_INSTRUCTIONS TO FOLLOW_: Read through the entries below and return each line with the word "JSON".

_RECORDS_:
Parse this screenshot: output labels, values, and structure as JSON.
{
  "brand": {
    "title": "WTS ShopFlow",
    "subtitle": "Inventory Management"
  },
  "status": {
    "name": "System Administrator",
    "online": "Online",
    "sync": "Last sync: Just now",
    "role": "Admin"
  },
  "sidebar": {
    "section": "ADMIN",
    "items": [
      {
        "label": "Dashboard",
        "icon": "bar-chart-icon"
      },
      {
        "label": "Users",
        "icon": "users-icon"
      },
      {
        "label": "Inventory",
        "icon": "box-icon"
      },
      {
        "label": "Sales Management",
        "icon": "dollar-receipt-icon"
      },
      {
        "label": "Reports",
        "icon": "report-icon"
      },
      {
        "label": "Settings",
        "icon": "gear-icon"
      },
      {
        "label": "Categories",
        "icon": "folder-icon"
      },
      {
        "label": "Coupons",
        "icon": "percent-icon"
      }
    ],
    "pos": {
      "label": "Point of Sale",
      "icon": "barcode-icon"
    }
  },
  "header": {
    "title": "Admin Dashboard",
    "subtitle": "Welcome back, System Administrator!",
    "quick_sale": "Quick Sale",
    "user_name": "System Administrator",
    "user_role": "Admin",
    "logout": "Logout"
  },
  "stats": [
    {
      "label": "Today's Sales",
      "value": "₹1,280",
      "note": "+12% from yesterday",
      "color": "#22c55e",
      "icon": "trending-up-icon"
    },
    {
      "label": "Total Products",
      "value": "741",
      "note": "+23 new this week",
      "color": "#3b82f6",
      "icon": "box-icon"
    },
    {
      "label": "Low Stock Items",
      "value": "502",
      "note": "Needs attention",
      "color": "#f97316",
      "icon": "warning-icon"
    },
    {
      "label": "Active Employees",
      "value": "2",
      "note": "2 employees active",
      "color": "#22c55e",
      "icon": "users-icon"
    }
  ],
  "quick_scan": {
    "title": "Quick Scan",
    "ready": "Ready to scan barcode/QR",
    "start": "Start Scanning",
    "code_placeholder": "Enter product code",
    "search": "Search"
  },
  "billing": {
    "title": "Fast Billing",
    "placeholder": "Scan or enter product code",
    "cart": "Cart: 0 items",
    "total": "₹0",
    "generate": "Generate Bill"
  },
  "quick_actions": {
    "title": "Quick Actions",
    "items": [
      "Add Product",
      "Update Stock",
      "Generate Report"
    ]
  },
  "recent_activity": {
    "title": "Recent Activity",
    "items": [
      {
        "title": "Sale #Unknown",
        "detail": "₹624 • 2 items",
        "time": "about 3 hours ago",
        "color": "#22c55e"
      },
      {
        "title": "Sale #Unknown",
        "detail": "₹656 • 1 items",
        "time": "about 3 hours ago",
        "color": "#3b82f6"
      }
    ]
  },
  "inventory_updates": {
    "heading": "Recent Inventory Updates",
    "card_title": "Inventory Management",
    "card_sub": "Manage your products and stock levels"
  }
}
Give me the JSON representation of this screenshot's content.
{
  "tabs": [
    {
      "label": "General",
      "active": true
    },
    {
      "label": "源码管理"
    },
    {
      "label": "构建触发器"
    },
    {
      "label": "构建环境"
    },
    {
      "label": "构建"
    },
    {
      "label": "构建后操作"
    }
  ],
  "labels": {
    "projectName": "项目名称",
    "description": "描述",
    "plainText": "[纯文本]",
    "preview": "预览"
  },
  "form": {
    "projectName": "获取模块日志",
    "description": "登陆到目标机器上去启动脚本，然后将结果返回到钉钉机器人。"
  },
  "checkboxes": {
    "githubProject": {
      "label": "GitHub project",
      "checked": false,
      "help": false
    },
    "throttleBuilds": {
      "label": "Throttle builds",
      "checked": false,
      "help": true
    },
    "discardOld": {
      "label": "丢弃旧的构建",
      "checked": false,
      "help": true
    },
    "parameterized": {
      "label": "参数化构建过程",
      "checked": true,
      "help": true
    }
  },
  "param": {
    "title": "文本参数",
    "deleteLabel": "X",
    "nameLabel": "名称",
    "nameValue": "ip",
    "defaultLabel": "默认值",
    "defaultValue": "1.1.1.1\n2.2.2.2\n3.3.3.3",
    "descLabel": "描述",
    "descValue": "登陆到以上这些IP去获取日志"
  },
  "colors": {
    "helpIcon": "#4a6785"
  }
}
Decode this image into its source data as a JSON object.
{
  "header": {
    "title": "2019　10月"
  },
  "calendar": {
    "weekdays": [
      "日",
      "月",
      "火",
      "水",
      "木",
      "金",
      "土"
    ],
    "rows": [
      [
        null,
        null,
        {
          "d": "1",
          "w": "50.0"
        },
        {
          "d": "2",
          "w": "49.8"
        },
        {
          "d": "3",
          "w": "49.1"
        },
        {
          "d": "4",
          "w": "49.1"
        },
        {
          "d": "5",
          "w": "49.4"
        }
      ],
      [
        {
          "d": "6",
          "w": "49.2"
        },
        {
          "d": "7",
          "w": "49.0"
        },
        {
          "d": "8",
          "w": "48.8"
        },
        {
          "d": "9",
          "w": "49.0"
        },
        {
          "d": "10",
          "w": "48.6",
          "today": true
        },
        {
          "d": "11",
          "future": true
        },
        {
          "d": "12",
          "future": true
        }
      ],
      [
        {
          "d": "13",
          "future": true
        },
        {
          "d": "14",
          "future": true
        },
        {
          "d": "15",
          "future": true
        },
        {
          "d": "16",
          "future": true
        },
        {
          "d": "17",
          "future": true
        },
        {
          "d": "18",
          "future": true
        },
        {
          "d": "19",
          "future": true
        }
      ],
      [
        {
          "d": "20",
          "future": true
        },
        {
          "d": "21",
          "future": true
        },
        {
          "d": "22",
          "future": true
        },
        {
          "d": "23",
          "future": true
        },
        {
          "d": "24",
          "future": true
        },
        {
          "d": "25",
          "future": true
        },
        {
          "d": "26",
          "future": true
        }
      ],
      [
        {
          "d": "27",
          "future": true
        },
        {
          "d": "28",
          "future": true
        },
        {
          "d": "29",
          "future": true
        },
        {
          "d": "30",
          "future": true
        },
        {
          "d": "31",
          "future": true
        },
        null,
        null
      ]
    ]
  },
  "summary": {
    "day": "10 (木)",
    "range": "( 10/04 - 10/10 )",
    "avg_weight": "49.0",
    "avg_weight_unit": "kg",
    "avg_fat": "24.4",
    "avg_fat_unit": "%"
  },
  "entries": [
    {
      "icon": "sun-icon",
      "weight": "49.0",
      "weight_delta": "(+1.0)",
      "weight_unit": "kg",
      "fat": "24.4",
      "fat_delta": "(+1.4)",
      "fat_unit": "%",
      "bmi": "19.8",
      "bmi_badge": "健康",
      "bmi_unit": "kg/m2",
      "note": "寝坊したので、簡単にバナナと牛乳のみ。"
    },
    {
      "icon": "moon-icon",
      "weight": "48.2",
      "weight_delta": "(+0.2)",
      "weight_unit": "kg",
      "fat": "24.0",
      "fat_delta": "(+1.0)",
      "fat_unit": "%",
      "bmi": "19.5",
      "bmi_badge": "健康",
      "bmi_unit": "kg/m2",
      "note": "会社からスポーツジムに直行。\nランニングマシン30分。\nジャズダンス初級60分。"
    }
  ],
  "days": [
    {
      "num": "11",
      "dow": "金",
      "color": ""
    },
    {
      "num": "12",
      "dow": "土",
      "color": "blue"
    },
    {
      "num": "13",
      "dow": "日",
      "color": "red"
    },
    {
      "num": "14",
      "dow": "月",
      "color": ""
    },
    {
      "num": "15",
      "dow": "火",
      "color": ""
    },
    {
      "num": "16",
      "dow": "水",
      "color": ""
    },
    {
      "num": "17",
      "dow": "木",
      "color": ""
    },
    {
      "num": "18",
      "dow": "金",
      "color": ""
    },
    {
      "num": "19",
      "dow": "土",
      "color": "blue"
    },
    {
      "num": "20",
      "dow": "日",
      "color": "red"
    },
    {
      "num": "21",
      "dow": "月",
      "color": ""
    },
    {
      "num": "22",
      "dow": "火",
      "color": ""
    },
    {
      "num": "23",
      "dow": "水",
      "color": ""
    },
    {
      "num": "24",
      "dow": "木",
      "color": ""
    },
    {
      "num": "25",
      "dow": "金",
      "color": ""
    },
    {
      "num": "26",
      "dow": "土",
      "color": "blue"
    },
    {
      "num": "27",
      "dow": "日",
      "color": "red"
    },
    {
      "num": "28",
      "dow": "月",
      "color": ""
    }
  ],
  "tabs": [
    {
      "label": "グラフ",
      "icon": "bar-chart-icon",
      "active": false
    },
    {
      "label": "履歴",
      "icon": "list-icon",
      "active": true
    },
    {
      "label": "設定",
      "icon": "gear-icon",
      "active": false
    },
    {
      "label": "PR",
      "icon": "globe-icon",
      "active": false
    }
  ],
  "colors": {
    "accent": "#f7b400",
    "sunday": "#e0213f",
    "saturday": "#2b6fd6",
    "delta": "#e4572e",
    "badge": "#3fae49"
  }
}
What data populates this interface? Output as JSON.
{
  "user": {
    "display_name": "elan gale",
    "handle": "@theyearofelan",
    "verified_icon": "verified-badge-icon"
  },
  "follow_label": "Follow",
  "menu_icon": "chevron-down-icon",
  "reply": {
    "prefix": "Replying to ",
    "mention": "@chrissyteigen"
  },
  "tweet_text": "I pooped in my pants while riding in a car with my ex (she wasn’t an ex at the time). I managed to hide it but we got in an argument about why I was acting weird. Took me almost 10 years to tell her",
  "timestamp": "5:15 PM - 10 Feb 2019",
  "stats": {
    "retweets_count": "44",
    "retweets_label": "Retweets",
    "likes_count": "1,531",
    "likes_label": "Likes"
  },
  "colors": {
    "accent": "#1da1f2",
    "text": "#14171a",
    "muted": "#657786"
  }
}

_EXERCISE SOLUTION_:
Parse this screenshot: output labels, values, and structure as JSON.
Give me the JSON representation of this screenshot's content.
Decode this image into its source data as a JSON object.
What data populates this interface? Output as JSON.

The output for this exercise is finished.